» Task input

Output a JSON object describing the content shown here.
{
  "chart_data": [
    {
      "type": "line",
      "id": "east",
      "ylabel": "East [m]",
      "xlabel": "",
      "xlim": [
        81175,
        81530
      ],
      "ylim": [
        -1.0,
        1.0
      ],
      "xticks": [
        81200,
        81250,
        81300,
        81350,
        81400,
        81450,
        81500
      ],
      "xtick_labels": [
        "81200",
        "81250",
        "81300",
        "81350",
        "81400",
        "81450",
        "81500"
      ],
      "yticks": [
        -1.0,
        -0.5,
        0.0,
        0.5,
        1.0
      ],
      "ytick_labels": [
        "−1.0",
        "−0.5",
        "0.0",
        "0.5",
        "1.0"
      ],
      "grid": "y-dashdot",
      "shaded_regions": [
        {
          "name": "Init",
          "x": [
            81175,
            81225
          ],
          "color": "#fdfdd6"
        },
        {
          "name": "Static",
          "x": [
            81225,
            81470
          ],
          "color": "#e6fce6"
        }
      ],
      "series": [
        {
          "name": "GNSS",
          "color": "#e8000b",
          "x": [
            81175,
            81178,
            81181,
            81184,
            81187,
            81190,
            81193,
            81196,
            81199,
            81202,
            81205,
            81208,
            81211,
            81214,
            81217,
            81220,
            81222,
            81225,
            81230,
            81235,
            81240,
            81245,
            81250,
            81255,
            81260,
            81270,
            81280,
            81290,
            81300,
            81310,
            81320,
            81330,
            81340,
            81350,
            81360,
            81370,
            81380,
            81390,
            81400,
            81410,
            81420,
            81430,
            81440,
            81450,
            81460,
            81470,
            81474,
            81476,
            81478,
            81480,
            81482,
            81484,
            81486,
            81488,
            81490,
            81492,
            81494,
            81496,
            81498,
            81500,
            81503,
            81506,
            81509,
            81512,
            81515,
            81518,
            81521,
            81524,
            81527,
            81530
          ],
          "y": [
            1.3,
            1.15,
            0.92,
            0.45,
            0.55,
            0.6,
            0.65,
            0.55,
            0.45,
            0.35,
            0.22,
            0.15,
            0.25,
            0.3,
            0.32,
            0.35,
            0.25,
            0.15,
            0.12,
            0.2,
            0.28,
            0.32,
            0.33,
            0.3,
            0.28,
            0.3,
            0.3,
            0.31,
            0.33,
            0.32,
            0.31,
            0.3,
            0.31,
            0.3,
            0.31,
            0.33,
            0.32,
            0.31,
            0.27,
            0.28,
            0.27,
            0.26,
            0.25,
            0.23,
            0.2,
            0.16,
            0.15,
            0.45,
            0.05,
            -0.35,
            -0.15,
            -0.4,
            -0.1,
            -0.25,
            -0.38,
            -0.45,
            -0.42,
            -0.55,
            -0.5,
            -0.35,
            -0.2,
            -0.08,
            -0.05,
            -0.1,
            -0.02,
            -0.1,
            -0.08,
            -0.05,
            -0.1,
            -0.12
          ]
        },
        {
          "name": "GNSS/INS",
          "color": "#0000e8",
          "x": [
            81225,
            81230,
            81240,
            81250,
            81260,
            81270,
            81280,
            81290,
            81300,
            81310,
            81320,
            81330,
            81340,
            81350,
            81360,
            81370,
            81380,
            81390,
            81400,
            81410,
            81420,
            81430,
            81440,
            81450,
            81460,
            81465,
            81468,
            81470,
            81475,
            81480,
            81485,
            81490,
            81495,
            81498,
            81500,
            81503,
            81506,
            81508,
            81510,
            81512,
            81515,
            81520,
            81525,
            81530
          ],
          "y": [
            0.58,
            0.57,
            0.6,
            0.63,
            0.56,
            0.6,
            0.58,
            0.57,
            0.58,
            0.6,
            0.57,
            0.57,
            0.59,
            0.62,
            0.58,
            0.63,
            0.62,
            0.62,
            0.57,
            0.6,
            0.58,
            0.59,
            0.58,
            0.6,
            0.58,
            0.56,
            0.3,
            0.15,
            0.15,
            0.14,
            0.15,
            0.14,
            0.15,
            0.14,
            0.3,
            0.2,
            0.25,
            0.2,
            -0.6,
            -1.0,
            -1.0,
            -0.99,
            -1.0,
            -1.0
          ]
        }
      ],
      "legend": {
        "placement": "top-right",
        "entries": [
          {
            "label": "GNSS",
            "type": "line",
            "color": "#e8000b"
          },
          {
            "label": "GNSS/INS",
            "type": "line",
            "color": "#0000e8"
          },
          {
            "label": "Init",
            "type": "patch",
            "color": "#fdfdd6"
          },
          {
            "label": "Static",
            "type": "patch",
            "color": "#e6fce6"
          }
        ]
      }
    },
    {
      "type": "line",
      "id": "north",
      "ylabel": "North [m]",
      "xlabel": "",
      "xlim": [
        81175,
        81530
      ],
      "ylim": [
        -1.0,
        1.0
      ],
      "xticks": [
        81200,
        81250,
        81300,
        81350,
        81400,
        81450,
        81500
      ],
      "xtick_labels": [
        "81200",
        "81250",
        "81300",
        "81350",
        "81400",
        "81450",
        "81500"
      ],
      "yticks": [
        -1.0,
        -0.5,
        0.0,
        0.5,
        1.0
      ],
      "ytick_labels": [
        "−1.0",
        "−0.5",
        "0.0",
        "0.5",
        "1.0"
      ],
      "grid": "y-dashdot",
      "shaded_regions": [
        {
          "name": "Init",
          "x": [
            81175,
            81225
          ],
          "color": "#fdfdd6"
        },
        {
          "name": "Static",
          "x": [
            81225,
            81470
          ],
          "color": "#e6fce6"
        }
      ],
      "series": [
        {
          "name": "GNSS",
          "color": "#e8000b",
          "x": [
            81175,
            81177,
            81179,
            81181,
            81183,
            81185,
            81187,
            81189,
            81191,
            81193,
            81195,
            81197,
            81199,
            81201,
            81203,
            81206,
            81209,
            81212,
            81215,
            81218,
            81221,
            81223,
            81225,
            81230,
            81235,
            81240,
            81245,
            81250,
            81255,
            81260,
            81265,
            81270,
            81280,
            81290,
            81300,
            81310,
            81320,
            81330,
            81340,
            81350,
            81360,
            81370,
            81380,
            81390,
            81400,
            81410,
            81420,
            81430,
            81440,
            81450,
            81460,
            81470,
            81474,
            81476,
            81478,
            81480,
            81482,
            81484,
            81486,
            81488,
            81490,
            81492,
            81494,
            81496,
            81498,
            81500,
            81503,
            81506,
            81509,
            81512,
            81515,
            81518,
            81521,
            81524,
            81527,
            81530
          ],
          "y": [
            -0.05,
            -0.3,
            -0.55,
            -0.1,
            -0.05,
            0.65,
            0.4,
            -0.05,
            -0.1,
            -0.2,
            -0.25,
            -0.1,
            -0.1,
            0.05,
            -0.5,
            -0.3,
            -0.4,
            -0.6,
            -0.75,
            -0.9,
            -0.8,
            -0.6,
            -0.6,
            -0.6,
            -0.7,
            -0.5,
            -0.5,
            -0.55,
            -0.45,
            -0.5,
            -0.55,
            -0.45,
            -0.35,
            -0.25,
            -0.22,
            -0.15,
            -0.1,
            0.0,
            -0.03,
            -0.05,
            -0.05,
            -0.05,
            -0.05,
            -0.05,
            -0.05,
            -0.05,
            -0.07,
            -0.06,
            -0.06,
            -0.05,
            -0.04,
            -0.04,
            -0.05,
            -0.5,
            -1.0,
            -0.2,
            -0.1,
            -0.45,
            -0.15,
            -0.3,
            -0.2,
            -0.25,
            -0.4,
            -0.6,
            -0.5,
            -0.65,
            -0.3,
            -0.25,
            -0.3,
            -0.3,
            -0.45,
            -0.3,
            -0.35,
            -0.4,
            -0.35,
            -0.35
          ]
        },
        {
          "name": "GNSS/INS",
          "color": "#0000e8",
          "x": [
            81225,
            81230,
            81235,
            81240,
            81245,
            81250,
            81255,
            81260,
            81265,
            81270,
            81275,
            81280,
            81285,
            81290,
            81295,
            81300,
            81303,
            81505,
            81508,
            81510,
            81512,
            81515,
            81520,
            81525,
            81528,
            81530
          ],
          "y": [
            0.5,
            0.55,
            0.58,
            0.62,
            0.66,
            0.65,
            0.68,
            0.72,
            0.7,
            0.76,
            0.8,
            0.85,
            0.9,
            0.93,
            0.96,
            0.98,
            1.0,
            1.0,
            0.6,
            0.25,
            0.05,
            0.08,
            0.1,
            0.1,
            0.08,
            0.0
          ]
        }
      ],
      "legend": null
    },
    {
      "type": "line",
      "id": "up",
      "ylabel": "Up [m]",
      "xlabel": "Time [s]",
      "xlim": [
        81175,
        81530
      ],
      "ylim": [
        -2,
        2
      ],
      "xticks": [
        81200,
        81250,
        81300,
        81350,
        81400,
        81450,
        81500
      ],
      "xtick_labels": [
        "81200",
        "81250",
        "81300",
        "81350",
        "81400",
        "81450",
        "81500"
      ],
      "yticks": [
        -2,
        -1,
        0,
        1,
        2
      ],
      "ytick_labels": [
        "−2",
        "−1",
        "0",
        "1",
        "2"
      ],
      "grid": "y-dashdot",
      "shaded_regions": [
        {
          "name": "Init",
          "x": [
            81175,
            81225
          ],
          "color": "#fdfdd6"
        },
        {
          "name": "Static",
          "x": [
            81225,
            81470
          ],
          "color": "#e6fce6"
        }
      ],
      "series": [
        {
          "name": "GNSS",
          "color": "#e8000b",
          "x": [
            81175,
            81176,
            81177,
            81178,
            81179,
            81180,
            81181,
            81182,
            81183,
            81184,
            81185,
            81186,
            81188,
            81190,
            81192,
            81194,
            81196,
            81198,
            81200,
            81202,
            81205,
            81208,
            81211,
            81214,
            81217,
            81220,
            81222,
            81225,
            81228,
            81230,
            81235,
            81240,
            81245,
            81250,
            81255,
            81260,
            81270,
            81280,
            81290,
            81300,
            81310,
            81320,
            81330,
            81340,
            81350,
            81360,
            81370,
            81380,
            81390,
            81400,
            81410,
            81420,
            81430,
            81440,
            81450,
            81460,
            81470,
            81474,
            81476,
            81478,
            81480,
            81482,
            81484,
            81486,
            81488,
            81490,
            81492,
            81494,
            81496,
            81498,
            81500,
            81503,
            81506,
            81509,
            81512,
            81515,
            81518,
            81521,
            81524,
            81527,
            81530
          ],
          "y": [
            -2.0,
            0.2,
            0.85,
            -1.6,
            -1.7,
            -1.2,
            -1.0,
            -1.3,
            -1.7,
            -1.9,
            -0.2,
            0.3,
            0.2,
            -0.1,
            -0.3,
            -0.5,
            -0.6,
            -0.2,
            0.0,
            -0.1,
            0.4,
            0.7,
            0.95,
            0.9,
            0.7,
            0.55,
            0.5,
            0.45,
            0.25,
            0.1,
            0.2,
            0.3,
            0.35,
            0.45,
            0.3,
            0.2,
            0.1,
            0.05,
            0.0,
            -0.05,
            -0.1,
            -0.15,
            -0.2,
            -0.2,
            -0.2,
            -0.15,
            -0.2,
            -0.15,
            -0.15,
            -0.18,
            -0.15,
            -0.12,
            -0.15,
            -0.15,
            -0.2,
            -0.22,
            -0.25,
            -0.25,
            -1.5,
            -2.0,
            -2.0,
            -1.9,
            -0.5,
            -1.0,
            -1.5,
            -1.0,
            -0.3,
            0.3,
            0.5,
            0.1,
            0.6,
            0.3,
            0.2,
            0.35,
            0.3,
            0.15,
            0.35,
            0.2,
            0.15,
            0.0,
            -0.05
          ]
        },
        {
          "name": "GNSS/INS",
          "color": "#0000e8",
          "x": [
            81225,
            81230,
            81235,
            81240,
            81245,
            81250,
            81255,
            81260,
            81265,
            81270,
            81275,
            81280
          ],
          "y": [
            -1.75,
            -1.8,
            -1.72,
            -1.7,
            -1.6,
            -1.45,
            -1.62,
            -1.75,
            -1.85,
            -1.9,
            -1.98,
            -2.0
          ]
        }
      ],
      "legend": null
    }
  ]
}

» Task instructions
From the listing above, return each line with the word "ylabel".

» Exercise response
      "ylabel": "East [m]",
      "ylabel": "North [m]",
      "ylabel": "Up [m]",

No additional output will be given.